Can the data below be echoed back word for word?

Extracted data:
....

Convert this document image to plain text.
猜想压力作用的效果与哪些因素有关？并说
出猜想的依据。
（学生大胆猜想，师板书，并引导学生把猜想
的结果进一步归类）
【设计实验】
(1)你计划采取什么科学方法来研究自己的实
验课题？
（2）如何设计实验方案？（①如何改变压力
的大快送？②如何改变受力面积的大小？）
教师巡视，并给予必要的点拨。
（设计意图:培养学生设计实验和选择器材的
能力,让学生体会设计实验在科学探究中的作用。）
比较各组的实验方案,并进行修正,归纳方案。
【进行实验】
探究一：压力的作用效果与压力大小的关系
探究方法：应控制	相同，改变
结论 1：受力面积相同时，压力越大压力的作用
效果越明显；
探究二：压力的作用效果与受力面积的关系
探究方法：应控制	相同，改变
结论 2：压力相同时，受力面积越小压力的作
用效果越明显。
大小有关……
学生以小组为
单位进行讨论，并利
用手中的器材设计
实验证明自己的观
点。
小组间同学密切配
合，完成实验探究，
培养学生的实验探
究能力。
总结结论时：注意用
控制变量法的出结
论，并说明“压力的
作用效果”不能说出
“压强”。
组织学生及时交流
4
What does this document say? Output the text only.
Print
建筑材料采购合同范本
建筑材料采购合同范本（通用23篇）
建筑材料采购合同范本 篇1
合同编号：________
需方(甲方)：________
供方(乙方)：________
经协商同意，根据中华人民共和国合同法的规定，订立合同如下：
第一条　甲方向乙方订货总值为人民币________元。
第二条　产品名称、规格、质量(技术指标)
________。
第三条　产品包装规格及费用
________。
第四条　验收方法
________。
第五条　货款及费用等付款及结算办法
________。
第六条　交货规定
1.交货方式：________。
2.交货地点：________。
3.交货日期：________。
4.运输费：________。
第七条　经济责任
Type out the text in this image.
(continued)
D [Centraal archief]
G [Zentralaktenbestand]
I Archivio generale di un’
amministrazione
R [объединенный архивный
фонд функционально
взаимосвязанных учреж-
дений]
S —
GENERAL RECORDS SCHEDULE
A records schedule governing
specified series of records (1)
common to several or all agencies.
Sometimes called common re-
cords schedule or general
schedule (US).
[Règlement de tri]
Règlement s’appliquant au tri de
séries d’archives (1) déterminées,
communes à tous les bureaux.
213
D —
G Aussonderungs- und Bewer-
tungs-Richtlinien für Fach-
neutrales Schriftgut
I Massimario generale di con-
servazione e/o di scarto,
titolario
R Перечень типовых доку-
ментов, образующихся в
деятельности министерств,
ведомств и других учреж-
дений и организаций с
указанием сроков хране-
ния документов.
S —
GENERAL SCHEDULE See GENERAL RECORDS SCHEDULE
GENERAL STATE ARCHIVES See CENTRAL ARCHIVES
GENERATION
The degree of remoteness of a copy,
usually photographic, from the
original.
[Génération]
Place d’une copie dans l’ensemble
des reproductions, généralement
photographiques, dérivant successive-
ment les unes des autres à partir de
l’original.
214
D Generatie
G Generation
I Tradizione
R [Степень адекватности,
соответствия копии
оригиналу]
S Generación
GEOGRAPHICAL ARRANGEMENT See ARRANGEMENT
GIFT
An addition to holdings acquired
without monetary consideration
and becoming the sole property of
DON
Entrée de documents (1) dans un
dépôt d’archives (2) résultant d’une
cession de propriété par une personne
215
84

....

Finished exercise:
Convert this document image to plain text.
猜想压力作用的效果与哪些因素有关？并说
出猜想的依据。
（学生大胆猜想，师板书，并引导学生把猜想
的结果进一步归类）
【设计实验】
(1)你计划采取什么科学方法来研究自己的实
验课题？
（2）如何设计实验方案？（①如何改变压力
的大快送？②如何改变受力面积的大小？）
教师巡视，并给予必要的点拨。
（设计意图:培养学生设计实验和选择器材的
能力,让学生体会设计实验在科学探究中的作用。）
比较各组的实验方案,并进行修正,归纳方案。
【进行实验】
探究一：压力的作用效果与压力大小的关系
探究方法：应控制	相同，改变
结论 1：受力面积相同时，压力越大压力的作用
效果越明显；
探究二：压力的作用效果与受力面积的关系
探究方法：应控制	相同，改变
结论 2：压力相同时，受力面积越小压力的作
用效果越明显。
大小有关……
学生以小组为
单位进行讨论，并利
用手中的器材设计
实验证明自己的观
点。
小组间同学密切配
合，完成实验探究，
培养学生的实验探
究能力。
总结结论时：注意用
控制变量法的出结
论，并说明“压力的
作用效果”不能说出
“压强”。
组织学生及时交流
4
What does this document say? Output the text only.
Print
建筑材料采购合同范本
建筑材料采购合同范本（通用23篇）
建筑材料采购合同范本 篇1
合同编号：________
需方(甲方)：________
供方(乙方)：________
经协商同意，根据中华人民共和国合同法的规定，订立合同如下：
第一条　甲方向乙方订货总值为人民币________元。
第二条　产品名称、规格、质量(技术指标)
________。
第三条　产品包装规格及费用
________。
第四条　验收方法
________。
第五条　货款及费用等付款及结算办法
________。
第六条　交货规定
1.交货方式：________。
2.交货地点：________。
3.交货日期：________。
4.运输费：________。
第七条　经济责任
Type out the text in this image.
(continued)
D [Centraal archief]
G [Zentralaktenbestand]
I Archivio generale di un’
amministrazione
R [объединенный архивный
фонд функционально
взаимосвязанных учреж-
дений]
S —
GENERAL RECORDS SCHEDULE
A records schedule governing
specified series of records (1)
common to several or all agencies.
Sometimes called common re-
cords schedule or general
schedule (US).
[Règlement de tri]
Règlement s’appliquant au tri de
séries d’archives (1) déterminées,
communes à tous les bureaux.
213
D —
G Aussonderungs- und Bewer-
tungs-Richtlinien für Fach-
neutrales Schriftgut
I Massimario generale di con-
servazione e/o di scarto,
titolario
R Перечень типовых доку-
ментов, образующихся в
деятельности министерств,
ведомств и других учреж-
дений и организаций с
указанием сроков хране-
ния документов.
S —
GENERAL SCHEDULE See GENERAL RECORDS SCHEDULE
GENERAL STATE ARCHIVES See CENTRAL ARCHIVES
GENERATION
The degree of remoteness of a copy,
usually photographic, from the
original.
[Génération]
Place d’une copie dans l’ensemble
des reproductions, généralement
photographiques, dérivant successive-
ment les unes des autres à partir de
l’original.
214
D Generatie
G Generation
I Tradizione
R [Степень адекватности,
соответствия копии
оригиналу]
S Generación
GEOGRAPHICAL ARRANGEMENT See ARRANGEMENT
GIFT
An addition to holdings acquired
without monetary consideration
and becoming the sole property of
DON
Entrée de documents (1) dans un
dépôt d’archives (2) résultant d’une
cession de propriété par une personne
215
84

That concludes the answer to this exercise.